**SHORT TASK 1**.
Answer these from the article on Ocwen's first-quarter 2023 results:
(a) What net loss did Ocwen post for the first quarter of 2023?
(b) What adjusted pre-tax income did Messina say the company delivered for the quarter?
(c) How much did the reverse MSR gain in the quarter?
**SHORT TASK 2**.
Carry on with the article on Ocwen's first-quarter 2023 results, picking up after its final paragraph.

Ocwen Financial Corporation, parent company to PHH Mortgage Corporation and its subsidiary, Liberty Reverse Mortgage, posted a net loss of $40 million for Q1 2023, an improvement from the $80 million net loss posted in Q4 2022. It’s a loss the company attributes to a $39 million reduction in unrealized mortgage servicing rights (MSR) fair value, which stems from lower interest rates.
On the other hand, the company’s reverse mortgage performance posted gains, leaders said in a Thursday morning conference call on quarterly performance. Both reverse mortgage servicing and origination posted gains, with origination posting a profit.
Ocwen’s overall performance
Ocwen Financial CEO Glen Messina said during the call that he is pleased with the performance of the company’s “balanced and diversified” business model, which is increasingly focused on the reverse mortgage business.
In addition to origination, reverse mortgage servicing and subservicing are a key element of Ocwen’s portfolio, and these segments showed gains, according to Messina and Ocwen CFO Sean O’Neill.
“We produced solid results in the first quarter, driven by our balanced and diversified business, cost management actions and strong performance in our servicing segment,” Messina said. “We delivered adjusted pre-tax income of $6 million for the quarter, a $2 million dollar improvement versus the fourth quarter of 2022. Our first quarter results reflect improved servicing performance partially offset by headwinds from lower industry origination volumes.”
Should an economic recession take place, Messina said the business model diversification should help weather the storm.
“Our operating performance and proven capabilities have supported material growth in forward and reverse subservicing,” he said. “We believe our emphasis on growing subservicing and owned MSRs also helps mitigate our exposure to liquidity demands due to advancing requirements in the event of a recession.”
Ocwen has also demonstrated leadership in the areas of forward and reverse mortgage servicing, according to Messina.
“In reverse, for our clients where we have assumed managing claims collateral to support HUD assignment claims, we have driven a 23% reduction in aged assignment claims and a 56% increase in loan assignments,” he said.
Reverse mortgage business
MSR valuation declined for Ocwen in Q1, but that was not the case for reverse, according to O’Neill. Forward MSRs posted a net loss of $47 million for the quarter, while reverse MSRs performed more favorably.
“The reverse MSR gained $7 million in the quarter as reverse MSRs are a natural hedge to the forward MSR,” he said.

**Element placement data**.
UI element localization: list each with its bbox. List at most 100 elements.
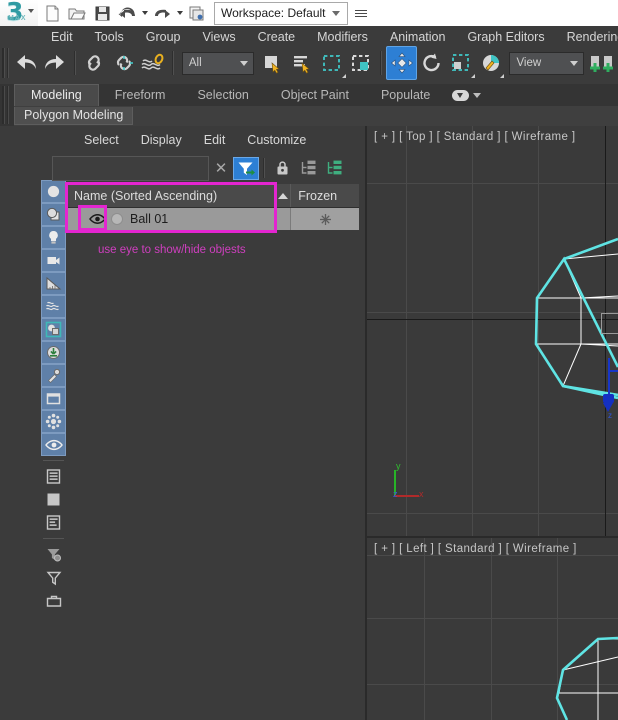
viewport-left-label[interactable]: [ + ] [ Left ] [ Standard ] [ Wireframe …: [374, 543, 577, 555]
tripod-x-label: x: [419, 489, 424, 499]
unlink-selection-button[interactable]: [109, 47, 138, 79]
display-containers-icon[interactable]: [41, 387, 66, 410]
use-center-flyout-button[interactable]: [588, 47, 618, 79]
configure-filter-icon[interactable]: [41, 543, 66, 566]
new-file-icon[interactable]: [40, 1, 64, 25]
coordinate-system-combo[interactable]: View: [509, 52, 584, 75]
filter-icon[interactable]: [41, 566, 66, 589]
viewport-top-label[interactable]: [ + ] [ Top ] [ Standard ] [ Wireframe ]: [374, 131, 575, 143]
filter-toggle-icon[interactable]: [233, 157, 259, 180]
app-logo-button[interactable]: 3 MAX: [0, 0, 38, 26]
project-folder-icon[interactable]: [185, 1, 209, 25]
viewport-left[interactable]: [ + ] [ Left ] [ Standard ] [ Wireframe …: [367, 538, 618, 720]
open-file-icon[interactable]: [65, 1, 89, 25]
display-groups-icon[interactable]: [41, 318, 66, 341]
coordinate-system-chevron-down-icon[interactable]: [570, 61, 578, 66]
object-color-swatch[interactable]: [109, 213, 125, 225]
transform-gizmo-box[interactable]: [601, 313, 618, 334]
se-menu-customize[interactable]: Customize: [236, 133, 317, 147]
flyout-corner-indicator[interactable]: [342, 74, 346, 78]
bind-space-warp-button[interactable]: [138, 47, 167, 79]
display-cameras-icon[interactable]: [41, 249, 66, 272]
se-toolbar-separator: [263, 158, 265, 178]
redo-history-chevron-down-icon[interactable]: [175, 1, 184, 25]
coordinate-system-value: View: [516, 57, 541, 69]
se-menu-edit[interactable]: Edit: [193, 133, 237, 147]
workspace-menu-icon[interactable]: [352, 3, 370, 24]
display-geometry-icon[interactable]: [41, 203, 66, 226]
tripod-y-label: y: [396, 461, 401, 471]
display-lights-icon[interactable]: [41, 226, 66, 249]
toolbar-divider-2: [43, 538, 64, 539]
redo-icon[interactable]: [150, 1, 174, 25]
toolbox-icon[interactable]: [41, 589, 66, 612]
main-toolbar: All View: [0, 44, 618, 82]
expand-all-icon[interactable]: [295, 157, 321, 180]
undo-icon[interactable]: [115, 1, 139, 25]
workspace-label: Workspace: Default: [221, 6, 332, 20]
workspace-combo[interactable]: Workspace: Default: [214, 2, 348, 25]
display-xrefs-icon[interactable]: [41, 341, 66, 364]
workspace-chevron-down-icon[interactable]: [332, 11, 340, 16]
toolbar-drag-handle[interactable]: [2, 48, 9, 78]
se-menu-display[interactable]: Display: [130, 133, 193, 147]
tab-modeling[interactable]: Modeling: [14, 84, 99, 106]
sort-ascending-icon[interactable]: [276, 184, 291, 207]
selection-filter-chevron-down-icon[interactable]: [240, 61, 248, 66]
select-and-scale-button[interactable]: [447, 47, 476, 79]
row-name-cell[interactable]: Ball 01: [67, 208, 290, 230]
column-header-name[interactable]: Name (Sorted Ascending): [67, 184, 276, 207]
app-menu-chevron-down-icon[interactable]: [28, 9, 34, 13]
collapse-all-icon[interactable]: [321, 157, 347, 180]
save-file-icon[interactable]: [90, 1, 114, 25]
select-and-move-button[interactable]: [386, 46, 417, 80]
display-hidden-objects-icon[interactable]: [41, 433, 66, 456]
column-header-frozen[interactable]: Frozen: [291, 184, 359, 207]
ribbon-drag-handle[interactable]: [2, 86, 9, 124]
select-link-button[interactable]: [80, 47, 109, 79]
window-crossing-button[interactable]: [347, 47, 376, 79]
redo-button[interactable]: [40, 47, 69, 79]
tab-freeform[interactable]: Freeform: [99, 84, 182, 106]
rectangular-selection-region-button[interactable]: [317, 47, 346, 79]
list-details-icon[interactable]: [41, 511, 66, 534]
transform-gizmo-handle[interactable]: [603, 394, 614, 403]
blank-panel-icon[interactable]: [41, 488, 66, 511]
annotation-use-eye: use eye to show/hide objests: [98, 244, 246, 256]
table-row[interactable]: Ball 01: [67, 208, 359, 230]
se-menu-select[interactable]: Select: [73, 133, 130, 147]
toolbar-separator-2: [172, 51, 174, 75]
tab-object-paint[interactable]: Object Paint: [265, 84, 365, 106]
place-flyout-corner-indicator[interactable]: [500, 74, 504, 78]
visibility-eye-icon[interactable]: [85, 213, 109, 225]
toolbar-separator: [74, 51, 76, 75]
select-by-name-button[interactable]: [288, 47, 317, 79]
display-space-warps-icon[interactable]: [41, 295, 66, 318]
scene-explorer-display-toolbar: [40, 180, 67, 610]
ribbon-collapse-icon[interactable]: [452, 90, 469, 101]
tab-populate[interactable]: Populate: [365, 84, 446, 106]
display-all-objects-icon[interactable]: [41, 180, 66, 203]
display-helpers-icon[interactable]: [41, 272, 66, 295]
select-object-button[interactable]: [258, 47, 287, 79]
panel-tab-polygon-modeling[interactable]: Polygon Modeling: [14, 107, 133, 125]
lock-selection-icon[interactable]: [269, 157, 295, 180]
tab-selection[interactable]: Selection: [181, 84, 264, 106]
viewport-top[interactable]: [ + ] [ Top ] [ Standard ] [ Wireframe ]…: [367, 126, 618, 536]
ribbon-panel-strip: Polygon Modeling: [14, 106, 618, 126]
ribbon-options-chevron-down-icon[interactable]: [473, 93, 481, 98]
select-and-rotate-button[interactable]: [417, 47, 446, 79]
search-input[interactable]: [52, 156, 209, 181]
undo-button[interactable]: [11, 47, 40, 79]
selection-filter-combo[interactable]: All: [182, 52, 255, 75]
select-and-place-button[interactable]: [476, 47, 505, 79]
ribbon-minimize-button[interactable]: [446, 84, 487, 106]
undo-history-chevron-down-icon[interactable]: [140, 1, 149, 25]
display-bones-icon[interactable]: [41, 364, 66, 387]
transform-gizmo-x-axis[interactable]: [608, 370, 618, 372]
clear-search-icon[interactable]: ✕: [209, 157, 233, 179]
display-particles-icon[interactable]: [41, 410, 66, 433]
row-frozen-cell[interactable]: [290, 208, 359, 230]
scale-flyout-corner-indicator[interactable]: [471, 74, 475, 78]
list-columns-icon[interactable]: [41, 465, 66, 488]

* * *

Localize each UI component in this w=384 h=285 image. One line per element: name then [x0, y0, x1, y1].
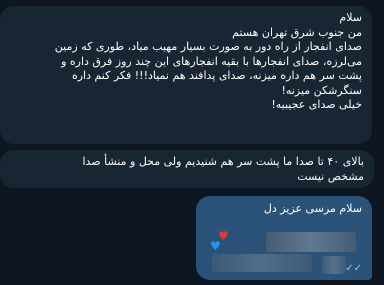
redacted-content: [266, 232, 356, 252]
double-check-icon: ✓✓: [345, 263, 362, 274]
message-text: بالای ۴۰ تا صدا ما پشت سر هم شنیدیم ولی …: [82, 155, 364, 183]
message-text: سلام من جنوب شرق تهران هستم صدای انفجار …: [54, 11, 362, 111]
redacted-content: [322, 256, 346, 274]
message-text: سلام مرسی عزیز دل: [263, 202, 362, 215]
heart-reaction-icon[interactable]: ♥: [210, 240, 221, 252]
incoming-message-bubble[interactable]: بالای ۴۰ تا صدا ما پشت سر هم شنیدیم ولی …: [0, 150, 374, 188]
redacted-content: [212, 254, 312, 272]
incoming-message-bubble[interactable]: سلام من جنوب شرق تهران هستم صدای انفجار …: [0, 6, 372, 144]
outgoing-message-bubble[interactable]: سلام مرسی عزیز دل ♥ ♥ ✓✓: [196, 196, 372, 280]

**TASK RESULT 1**.
(a) $40 million
(b) $6 million
(c) $7 million

**TASK RESULT 2**.
On the servicing side, however, both forward and reverse are trending toward profitability, and the “result was a positive $30 million — or up $5 million from the last quarter — of adjusted pre-tax income,” O’Neill said. “Reverse servicing also improved by 16% quarter-over-quarter, primarily due to better ancillary fees as we improve claim filing processes for the Ginnie Mae HECM reverse loans and saw better tail securitization gain.”
While lower volumes in the origination segment continue for both the forward and reverse sides, unlike the forward side, reverse posted a profit in Q1.
“The reverse channel in origination created a small profit for the quarter, and is showing momentum in new application volume heading into the second quarter, as well as adding new clients,” O’Neill said.
FAR subservicing deal
O’Neill noted in the call the deal struck between Ocwen and Finance of America Reverse (FAR) to provide subservicing for the lender.
“We also won a major new client in the reverse space and should see those MSRs — or hope to see those MSRs — start to board later in the year,” he said.
A shareholder asked Messina about the recent Ocwen/FAR subservicing agreement, and Messina replied that while the company is optimistic about what it could mean, there won’t be tangible results until the close of the current quarter.
“We’re excited about the subservicing agreement we just executed with the Finance of America Reverse,” he said. “I think we stand ready to serve them and deliver value for them. I’d say the agreement is hot off the press, so to speak. We’re still working with FAR to determine what, when and how much of [their] subservicing volume comes our way, but we’re going to continue to work with them. And once we get a closer read on it, we’ll certainly provide an update in our next earnings call.”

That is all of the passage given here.